▶ **ENTRIES SHOWN**
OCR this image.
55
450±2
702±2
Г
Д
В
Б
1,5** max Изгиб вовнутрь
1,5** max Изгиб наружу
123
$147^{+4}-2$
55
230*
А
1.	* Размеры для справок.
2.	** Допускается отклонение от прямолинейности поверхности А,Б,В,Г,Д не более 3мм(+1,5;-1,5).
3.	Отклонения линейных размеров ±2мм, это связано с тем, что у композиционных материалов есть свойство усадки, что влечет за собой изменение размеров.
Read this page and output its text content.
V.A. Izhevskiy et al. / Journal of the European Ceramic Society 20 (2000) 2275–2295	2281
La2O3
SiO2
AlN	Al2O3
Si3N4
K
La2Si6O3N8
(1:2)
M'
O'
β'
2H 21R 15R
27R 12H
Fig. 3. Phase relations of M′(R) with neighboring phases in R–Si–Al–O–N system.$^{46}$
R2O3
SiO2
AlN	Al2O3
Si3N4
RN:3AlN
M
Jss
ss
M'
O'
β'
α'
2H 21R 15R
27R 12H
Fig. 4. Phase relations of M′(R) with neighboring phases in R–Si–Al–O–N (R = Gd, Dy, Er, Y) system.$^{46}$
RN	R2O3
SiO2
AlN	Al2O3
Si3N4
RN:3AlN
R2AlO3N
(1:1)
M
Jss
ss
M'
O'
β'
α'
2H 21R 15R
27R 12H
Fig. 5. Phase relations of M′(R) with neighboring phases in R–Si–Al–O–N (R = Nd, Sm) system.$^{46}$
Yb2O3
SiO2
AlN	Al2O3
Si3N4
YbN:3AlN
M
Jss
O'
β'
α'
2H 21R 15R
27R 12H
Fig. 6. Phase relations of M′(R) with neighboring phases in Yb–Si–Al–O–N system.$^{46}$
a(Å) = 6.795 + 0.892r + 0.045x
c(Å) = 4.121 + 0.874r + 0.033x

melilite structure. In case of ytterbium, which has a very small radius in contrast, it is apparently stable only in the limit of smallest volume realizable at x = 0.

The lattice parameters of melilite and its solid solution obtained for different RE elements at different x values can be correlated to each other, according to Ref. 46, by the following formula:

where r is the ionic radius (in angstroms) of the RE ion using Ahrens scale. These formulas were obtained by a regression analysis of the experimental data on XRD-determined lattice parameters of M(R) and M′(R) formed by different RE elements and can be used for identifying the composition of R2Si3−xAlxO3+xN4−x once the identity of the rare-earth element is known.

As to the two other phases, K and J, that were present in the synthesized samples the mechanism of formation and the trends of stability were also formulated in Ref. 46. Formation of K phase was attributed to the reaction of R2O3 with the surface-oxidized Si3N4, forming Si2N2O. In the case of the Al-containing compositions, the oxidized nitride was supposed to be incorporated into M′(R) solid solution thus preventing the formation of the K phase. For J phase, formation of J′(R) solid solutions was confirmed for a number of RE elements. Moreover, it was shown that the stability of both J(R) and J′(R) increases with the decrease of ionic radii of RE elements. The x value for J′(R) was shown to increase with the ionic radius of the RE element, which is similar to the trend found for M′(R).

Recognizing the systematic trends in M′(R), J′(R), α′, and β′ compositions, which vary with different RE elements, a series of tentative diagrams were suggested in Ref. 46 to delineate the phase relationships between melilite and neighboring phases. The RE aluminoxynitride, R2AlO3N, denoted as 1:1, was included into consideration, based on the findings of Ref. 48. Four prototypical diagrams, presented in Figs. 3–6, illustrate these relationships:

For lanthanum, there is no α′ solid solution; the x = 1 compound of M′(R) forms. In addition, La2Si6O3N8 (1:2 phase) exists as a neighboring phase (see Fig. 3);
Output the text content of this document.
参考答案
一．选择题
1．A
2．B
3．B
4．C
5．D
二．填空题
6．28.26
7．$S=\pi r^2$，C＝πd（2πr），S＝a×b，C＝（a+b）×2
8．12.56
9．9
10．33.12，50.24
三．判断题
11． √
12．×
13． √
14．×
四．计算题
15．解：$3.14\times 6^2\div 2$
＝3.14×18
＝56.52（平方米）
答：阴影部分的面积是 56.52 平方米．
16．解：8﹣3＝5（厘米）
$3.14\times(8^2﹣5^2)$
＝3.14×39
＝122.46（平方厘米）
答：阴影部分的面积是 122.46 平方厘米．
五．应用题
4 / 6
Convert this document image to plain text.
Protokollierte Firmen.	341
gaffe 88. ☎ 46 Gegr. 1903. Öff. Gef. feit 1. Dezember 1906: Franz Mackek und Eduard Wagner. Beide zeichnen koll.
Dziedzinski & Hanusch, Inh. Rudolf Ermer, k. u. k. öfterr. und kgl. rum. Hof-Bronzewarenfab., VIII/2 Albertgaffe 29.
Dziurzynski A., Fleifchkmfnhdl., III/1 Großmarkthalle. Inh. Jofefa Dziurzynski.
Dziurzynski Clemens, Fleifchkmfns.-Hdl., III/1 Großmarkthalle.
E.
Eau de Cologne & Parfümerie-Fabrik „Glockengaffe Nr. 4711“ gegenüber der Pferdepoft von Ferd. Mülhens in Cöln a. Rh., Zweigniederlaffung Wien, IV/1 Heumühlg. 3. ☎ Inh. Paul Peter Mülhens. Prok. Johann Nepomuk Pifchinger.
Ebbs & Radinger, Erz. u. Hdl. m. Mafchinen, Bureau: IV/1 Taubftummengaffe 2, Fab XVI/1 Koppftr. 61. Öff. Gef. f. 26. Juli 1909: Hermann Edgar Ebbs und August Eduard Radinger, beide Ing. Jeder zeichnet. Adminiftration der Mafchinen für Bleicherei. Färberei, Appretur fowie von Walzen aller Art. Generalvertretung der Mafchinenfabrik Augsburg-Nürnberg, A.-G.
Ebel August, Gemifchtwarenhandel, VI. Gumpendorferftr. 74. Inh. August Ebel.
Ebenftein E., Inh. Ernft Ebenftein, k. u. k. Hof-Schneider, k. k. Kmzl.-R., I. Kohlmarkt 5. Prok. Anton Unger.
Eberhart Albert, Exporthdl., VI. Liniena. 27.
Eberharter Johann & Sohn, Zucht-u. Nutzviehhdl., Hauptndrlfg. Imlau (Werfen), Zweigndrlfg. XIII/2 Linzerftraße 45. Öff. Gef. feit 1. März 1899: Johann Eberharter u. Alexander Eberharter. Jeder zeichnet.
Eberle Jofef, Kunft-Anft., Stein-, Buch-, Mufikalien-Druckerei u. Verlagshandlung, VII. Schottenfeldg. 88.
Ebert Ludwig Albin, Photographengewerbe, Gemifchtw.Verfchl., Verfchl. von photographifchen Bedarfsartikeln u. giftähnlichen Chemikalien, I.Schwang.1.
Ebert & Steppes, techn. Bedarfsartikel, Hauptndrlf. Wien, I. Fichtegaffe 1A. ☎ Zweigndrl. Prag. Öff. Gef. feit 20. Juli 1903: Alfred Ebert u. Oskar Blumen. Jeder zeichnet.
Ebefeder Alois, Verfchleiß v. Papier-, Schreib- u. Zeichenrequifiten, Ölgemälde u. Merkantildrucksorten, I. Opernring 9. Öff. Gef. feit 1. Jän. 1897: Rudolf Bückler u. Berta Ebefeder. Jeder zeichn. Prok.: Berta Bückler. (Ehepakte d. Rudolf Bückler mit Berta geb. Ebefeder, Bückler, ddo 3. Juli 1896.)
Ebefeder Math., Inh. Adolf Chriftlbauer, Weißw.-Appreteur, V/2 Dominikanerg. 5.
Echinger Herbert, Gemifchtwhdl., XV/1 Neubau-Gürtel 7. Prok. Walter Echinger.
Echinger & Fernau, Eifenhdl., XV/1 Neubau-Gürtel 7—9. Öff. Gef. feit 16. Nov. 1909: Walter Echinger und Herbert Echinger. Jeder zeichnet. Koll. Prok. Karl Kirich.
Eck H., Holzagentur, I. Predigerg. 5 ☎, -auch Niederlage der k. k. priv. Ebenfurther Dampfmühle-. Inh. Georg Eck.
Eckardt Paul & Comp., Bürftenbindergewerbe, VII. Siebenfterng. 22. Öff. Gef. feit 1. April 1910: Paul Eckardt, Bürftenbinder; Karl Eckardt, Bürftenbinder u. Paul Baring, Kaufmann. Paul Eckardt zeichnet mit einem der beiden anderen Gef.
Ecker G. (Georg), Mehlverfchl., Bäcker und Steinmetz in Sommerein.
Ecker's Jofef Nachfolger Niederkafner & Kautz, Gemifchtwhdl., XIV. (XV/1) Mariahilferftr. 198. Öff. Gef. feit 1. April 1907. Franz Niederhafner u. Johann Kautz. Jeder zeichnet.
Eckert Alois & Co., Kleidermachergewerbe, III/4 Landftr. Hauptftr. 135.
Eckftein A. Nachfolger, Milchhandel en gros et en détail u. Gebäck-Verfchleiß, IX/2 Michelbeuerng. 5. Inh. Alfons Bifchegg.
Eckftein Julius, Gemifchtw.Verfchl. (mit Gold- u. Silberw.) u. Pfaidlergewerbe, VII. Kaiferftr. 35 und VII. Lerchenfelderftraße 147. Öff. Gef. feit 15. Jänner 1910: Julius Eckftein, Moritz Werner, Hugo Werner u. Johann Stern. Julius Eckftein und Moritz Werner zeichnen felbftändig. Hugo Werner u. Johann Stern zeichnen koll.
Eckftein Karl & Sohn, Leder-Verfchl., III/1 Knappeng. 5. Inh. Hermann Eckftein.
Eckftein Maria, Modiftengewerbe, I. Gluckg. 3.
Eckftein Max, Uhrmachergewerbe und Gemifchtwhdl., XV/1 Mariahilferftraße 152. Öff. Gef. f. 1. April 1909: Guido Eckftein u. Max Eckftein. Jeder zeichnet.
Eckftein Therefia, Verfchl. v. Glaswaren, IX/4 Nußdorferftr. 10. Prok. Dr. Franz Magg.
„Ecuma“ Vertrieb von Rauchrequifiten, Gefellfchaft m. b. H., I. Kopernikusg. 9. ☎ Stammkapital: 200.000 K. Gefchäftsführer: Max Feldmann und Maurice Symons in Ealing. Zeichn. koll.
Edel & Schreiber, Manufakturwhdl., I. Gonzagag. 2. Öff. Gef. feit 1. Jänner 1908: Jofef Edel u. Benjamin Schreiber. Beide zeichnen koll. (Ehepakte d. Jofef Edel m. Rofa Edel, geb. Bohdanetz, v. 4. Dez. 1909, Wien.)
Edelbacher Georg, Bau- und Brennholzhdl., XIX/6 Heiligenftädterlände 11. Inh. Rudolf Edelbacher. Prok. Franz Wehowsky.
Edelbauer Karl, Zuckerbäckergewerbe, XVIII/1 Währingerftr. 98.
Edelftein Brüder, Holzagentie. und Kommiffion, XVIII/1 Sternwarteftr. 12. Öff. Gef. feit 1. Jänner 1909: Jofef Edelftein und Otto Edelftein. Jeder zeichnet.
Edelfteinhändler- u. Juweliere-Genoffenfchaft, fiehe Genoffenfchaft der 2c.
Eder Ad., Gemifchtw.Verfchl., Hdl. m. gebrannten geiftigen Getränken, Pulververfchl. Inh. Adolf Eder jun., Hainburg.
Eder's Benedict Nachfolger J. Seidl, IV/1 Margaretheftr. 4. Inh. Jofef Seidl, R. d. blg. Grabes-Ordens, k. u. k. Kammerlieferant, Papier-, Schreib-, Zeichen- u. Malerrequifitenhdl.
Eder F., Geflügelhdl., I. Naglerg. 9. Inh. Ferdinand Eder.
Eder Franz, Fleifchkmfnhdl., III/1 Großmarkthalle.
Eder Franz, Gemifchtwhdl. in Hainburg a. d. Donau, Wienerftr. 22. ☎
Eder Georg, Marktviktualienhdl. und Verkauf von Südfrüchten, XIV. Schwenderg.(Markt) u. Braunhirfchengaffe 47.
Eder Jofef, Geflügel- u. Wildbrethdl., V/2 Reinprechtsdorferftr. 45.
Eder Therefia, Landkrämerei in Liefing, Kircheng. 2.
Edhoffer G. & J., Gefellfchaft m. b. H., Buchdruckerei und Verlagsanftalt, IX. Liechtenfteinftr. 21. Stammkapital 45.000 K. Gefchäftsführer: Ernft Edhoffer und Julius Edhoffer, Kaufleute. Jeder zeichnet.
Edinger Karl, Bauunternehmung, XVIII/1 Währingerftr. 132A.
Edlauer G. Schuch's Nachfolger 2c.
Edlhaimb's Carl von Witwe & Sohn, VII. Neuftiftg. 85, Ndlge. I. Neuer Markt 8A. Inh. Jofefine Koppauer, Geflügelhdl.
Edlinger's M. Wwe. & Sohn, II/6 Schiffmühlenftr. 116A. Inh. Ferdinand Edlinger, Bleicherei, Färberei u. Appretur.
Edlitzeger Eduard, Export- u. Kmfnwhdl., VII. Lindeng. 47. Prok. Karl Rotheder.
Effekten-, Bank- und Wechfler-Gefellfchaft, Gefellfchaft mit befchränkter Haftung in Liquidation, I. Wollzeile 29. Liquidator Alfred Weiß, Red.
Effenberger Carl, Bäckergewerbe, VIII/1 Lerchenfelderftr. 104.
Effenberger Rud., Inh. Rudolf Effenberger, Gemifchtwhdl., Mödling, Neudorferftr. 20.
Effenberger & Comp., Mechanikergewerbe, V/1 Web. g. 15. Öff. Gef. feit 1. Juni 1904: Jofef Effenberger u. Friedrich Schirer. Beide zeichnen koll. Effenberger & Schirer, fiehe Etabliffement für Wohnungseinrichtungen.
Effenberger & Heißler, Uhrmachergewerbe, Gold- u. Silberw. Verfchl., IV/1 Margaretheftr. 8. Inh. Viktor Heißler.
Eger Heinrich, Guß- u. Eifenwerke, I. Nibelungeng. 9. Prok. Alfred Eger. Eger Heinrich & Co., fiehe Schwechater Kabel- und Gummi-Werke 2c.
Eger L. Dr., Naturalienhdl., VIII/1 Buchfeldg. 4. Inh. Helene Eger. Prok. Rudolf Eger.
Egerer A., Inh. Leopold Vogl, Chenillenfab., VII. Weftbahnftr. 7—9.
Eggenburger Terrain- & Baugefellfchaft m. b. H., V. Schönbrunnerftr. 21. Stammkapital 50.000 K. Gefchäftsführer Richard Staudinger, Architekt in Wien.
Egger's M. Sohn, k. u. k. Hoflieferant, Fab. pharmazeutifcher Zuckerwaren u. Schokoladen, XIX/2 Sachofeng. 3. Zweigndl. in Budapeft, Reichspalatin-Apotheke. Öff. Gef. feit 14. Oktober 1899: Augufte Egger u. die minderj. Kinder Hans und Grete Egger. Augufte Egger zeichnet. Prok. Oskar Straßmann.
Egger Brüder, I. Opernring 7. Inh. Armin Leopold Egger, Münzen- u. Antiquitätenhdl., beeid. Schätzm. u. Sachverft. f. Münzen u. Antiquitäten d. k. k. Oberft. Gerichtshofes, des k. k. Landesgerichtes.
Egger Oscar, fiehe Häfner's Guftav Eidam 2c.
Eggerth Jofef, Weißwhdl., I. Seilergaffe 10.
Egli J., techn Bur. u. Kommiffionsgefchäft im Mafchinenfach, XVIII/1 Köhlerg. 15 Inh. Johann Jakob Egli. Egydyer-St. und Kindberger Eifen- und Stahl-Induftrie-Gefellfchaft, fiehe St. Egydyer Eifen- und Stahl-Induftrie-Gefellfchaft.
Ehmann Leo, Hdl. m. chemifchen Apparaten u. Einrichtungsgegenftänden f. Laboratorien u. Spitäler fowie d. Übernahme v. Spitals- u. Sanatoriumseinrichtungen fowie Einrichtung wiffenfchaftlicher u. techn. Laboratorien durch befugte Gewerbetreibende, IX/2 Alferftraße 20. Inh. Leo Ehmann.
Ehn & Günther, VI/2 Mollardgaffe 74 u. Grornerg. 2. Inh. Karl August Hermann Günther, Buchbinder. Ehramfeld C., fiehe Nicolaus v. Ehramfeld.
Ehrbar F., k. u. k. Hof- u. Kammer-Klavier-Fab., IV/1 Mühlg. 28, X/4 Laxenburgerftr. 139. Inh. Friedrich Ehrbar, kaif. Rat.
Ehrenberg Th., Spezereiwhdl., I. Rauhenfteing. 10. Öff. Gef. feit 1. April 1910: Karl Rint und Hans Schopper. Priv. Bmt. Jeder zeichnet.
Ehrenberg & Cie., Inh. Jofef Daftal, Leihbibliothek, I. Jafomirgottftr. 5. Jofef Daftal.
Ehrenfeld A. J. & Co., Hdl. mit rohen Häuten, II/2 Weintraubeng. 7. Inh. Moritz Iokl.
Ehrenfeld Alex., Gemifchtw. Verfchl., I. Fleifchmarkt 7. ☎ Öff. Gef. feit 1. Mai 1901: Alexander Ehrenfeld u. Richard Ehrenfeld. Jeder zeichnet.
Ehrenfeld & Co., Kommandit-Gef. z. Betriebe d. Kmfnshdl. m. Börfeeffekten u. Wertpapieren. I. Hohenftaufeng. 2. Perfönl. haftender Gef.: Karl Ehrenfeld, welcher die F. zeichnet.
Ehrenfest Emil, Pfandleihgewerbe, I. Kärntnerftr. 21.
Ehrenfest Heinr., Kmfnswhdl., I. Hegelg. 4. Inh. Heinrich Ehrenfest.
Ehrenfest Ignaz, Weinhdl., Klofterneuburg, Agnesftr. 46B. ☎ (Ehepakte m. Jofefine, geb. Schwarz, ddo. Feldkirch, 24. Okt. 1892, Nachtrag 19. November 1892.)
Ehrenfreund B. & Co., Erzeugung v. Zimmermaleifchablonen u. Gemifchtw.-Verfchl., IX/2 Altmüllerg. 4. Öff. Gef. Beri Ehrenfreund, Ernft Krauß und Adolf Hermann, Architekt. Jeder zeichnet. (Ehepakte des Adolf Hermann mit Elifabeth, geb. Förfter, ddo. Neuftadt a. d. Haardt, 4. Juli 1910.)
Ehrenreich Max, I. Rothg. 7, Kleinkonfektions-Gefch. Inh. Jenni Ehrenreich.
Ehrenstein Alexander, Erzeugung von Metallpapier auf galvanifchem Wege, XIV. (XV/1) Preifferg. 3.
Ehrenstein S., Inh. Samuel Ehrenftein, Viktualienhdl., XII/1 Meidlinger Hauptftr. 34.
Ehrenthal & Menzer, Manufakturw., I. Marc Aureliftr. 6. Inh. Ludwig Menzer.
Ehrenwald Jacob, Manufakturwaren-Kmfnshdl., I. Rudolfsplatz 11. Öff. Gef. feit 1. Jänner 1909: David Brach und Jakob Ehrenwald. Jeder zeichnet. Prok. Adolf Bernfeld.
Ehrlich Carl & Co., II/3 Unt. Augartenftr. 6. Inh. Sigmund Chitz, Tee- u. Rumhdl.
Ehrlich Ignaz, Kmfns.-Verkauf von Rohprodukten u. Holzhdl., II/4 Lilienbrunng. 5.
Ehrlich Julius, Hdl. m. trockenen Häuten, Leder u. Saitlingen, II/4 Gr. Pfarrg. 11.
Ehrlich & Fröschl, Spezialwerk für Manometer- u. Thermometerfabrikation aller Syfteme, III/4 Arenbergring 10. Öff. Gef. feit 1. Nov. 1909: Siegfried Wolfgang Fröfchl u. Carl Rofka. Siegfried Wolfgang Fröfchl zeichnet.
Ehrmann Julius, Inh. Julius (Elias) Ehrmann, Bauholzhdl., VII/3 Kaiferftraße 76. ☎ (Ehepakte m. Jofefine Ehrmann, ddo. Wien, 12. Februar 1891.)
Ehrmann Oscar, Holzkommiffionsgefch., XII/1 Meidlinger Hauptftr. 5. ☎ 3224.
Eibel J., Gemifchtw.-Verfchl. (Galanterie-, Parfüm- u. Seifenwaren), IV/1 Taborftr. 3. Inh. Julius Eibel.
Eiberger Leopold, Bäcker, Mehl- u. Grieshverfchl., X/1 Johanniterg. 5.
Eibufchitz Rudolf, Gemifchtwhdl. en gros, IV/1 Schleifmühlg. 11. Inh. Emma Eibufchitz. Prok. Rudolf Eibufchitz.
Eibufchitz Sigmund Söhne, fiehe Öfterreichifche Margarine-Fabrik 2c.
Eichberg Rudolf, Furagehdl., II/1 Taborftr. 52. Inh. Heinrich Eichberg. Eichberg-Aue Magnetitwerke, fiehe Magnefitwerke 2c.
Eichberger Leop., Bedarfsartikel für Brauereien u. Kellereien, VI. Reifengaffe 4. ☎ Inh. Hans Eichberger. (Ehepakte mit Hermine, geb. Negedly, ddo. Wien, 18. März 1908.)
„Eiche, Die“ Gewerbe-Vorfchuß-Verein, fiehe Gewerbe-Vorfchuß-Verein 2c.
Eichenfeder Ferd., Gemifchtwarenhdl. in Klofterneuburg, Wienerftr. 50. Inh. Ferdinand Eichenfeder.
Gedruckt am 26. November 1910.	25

▶ **TASK**
Find all lines holding the string "fiehe" and copy them.

▶ **TASK RESULT**
Edelfteinhändler- u. Juweliere-Genoffenfchaft, fiehe Genoffenfchaft der 2c.
Effenberger & Comp., Mechanikergewerbe, V/1 Web. g. 15. Öff. Gef. feit 1. Juni 1904: Jofef Effenberger u. Friedrich Schirer. Beide zeichnen koll. Effenberger & Schirer, fiehe Etabliffement für Wohnungseinrichtungen.
Eger Heinrich, Guß- u. Eifenwerke, I. Nibelungeng. 9. Prok. Alfred Eger. Eger Heinrich & Co., fiehe Schwechater Kabel- und Gummi-Werke 2c.
Egger Oscar, fiehe Häfner's Guftav Eidam 2c.
Egli J., techn Bur. u. Kommiffionsgefchäft im Mafchinenfach, XVIII/1 Köhlerg. 15 Inh. Johann Jakob Egli. Egydyer-St. und Kindberger Eifen- und Stahl-Induftrie-Gefellfchaft, fiehe St. Egydyer Eifen- und Stahl-Induftrie-Gefellfchaft.
Ehn & Günther, VI/2 Mollardgaffe 74 u. Grornerg. 2. Inh. Karl August Hermann Günther, Buchbinder. Ehramfeld C., fiehe Nicolaus v. Ehramfeld.
Eibufchitz Sigmund Söhne, fiehe Öfterreichifche Margarine-Fabrik 2c.
Eichberg Rudolf, Furagehdl., II/1 Taborftr. 52. Inh. Heinrich Eichberg. Eichberg-Aue Magnetitwerke, fiehe Magnefitwerke 2c.
„Eiche, Die“ Gewerbe-Vorfchuß-Verein, fiehe Gewerbe-Vorfchuß-Verein 2c.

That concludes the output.